> PROBLEM STATEMENT
Reproduce word for word the part of the passage below on painkillers made from engineered yeast that begins at the words "Heroin, and narcotics" and stops after the words "flower all together.".

> SELECTED EXTRACT
::::::::
Could people home-brew heroin? Well, not quite, but that notion became more plausible this month as scientists at Stanford University announced developing a technique essentially to covert yeast into potent painkillers.
Heroin, and narcotics such as Vicodin and OxyContin, all belong to the opioid family and can only be derived from the tarry sap of the poppy plant.
But by manipulating yeast, Stanford’s Christina Smolke and her team are able to bypass the flower all together.
Bioengineered painkillers
“What we’ve done here is we’ve put in synthetic DNA, which encodes new directions in the yeast cells,” Smolke said.
Genes from rats, bacteria and other poppy plants have been inserted into the yeast to produce thebaine, a compound that can then be converted into morphine or codeine. Researchers have also been able to create another strain to make hydrocodone, the active ingredient in Vicodin.
::::::::
> SOURCE MATERIAL

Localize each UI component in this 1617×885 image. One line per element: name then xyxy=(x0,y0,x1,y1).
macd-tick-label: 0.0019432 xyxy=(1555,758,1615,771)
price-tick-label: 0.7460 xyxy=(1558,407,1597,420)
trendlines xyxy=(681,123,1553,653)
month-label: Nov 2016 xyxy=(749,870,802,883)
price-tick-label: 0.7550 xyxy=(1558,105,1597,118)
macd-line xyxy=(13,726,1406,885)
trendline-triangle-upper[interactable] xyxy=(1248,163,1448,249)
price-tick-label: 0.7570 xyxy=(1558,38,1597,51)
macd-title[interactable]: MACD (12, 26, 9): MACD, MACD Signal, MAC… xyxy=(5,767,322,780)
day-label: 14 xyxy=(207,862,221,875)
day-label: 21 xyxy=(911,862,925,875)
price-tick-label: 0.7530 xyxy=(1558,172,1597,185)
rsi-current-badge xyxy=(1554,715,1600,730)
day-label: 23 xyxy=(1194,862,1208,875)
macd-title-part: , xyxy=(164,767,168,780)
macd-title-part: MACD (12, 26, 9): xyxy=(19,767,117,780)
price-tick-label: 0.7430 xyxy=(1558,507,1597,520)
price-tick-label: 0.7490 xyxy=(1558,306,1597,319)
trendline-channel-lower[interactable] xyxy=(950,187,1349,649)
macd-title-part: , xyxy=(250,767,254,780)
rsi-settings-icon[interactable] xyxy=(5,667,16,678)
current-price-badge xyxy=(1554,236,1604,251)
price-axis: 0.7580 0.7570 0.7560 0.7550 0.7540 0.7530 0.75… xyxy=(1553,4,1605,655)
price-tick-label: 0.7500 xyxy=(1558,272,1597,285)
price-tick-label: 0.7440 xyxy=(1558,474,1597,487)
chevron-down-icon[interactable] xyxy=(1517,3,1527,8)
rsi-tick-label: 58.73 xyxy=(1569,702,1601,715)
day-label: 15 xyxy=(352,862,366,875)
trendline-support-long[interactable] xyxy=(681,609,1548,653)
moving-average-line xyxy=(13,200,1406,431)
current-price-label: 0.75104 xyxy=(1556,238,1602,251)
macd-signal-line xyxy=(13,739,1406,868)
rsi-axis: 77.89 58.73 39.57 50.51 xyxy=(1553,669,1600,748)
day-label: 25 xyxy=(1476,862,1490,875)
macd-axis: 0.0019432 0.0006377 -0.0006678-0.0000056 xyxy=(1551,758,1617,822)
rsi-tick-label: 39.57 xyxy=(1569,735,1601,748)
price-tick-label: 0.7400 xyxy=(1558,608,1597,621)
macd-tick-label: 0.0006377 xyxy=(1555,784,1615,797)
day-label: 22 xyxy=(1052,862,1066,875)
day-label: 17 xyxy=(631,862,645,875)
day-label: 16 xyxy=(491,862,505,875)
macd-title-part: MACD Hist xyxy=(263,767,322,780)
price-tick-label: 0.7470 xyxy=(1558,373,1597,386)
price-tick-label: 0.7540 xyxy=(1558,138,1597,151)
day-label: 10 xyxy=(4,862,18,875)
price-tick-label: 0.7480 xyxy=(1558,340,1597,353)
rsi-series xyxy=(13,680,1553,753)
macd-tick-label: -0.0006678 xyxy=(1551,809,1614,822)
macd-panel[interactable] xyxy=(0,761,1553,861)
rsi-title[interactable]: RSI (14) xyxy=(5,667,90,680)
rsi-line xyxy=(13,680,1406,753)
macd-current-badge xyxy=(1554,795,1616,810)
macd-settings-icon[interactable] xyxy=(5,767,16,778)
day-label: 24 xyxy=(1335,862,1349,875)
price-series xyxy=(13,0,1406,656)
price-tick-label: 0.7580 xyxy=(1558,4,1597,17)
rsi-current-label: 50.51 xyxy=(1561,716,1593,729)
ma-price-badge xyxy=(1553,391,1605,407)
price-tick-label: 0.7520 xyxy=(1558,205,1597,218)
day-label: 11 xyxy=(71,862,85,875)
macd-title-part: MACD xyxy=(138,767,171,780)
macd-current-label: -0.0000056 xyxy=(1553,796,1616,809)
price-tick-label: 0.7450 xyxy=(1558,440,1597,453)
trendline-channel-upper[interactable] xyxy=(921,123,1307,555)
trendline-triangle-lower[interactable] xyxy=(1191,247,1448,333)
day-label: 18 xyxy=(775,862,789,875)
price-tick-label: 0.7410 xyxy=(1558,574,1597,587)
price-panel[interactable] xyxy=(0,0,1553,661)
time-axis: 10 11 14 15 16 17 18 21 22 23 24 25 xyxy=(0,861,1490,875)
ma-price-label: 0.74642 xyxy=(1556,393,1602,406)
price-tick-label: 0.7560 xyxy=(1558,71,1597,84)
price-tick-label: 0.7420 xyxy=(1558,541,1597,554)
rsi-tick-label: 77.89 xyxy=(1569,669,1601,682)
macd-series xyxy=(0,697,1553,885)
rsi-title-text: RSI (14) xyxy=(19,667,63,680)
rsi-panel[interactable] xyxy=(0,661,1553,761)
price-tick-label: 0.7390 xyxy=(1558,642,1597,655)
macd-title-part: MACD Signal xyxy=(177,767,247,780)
::::::::
> WRITTEN RESPONSE
Heroin, and narcotics such as Vicodin and OxyContin, all belong to the opioid family and can only be derived from the tarry sap of the poppy plant.
But by manipulating yeast, Stanford’s Christina Smolke and her team are able to bypass the flower all together.